Saved entries –

----------------------------------------

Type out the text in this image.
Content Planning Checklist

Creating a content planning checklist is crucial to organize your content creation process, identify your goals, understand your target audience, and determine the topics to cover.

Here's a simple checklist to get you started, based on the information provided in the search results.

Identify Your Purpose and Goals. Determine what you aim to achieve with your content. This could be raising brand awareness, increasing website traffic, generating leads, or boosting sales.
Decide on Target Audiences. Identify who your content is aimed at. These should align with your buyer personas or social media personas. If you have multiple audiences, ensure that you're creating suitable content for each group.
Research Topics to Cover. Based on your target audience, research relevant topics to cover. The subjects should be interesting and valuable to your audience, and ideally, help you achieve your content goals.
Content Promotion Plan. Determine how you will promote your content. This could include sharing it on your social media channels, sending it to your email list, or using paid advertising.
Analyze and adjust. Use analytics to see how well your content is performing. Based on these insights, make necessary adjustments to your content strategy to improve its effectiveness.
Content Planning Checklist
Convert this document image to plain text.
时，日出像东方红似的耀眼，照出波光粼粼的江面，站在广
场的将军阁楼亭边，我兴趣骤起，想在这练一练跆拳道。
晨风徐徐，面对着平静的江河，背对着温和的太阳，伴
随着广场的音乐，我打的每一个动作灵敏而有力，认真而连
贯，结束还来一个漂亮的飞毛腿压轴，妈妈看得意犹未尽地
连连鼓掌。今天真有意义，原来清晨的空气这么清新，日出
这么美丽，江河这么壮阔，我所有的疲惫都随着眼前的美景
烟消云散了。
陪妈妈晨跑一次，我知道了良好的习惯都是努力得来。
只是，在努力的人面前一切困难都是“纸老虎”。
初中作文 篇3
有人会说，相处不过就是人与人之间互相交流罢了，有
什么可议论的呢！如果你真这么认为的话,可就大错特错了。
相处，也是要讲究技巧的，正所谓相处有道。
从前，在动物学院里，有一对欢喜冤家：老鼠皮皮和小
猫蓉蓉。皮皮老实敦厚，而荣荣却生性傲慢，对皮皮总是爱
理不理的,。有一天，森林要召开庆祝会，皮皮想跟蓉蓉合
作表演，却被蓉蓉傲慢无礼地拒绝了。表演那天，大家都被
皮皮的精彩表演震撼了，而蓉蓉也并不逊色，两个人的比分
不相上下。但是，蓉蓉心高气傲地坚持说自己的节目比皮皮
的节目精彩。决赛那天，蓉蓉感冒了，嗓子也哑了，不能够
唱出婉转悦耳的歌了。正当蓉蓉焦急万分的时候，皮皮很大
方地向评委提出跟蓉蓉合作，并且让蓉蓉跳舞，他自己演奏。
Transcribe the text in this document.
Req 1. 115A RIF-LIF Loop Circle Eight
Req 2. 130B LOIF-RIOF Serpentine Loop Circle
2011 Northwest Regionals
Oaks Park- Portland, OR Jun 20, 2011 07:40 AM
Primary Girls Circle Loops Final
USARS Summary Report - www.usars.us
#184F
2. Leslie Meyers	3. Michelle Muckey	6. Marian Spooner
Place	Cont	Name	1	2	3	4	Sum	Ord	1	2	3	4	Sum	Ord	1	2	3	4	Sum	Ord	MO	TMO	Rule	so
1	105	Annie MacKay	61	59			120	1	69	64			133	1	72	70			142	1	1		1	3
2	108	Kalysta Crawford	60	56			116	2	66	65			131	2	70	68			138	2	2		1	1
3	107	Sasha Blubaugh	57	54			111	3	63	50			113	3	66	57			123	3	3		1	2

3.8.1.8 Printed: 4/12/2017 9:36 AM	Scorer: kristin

----------------------------------------

WHAT THE TASK REQUIRES – Extract the complete listing verbatim.

SOLUTION TO THE PROBLEM –
Type out the text in this image.
Content Planning Checklist

Creating a content planning checklist is crucial to organize your content creation process, identify your goals, understand your target audience, and determine the topics to cover.

Here's a simple checklist to get you started, based on the information provided in the search results.

Identify Your Purpose and Goals. Determine what you aim to achieve with your content. This could be raising brand awareness, increasing website traffic, generating leads, or boosting sales.
Decide on Target Audiences. Identify who your content is aimed at. These should align with your buyer personas or social media personas. If you have multiple audiences, ensure that you're creating suitable content for each group.
Research Topics to Cover. Based on your target audience, research relevant topics to cover. The subjects should be interesting and valuable to your audience, and ideally, help you achieve your content goals.
Content Promotion Plan. Determine how you will promote your content. This could include sharing it on your social media channels, sending it to your email list, or using paid advertising.
Analyze and adjust. Use analytics to see how well your content is performing. Based on these insights, make necessary adjustments to your content strategy to improve its effectiveness.
Content Planning Checklist
Convert this document image to plain text.
时，日出像东方红似的耀眼，照出波光粼粼的江面，站在广
场的将军阁楼亭边，我兴趣骤起，想在这练一练跆拳道。
晨风徐徐，面对着平静的江河，背对着温和的太阳，伴
随着广场的音乐，我打的每一个动作灵敏而有力，认真而连
贯，结束还来一个漂亮的飞毛腿压轴，妈妈看得意犹未尽地
连连鼓掌。今天真有意义，原来清晨的空气这么清新，日出
这么美丽，江河这么壮阔，我所有的疲惫都随着眼前的美景
烟消云散了。
陪妈妈晨跑一次，我知道了良好的习惯都是努力得来。
只是，在努力的人面前一切困难都是“纸老虎”。
初中作文 篇3
有人会说，相处不过就是人与人之间互相交流罢了，有
什么可议论的呢！如果你真这么认为的话,可就大错特错了。
相处，也是要讲究技巧的，正所谓相处有道。
从前，在动物学院里，有一对欢喜冤家：老鼠皮皮和小
猫蓉蓉。皮皮老实敦厚，而荣荣却生性傲慢，对皮皮总是爱
理不理的,。有一天，森林要召开庆祝会，皮皮想跟蓉蓉合
作表演，却被蓉蓉傲慢无礼地拒绝了。表演那天，大家都被
皮皮的精彩表演震撼了，而蓉蓉也并不逊色，两个人的比分
不相上下。但是，蓉蓉心高气傲地坚持说自己的节目比皮皮
的节目精彩。决赛那天，蓉蓉感冒了，嗓子也哑了，不能够
唱出婉转悦耳的歌了。正当蓉蓉焦急万分的时候，皮皮很大
方地向评委提出跟蓉蓉合作，并且让蓉蓉跳舞，他自己演奏。
Transcribe the text in this document.
Req 1. 115A RIF-LIF Loop Circle Eight
Req 2. 130B LOIF-RIOF Serpentine Loop Circle
2011 Northwest Regionals
Oaks Park- Portland, OR Jun 20, 2011 07:40 AM
Primary Girls Circle Loops Final
USARS Summary Report - www.usars.us
#184F
2. Leslie Meyers	3. Michelle Muckey	6. Marian Spooner
Place	Cont	Name	1	2	3	4	Sum	Ord	1	2	3	4	Sum	Ord	1	2	3	4	Sum	Ord	MO	TMO	Rule	so
1	105	Annie MacKay	61	59			120	1	69	64			133	1	72	70			142	1	1		1	3
2	108	Kalysta Crawford	60	56			116	2	66	65			131	2	70	68			138	2	2		1	1
3	107	Sasha Blubaugh	57	54			111	3	63	50			113	3	66	57			123	3	3		1	2

3.8.1.8 Printed: 4/12/2017 9:36 AM	Scorer: kristin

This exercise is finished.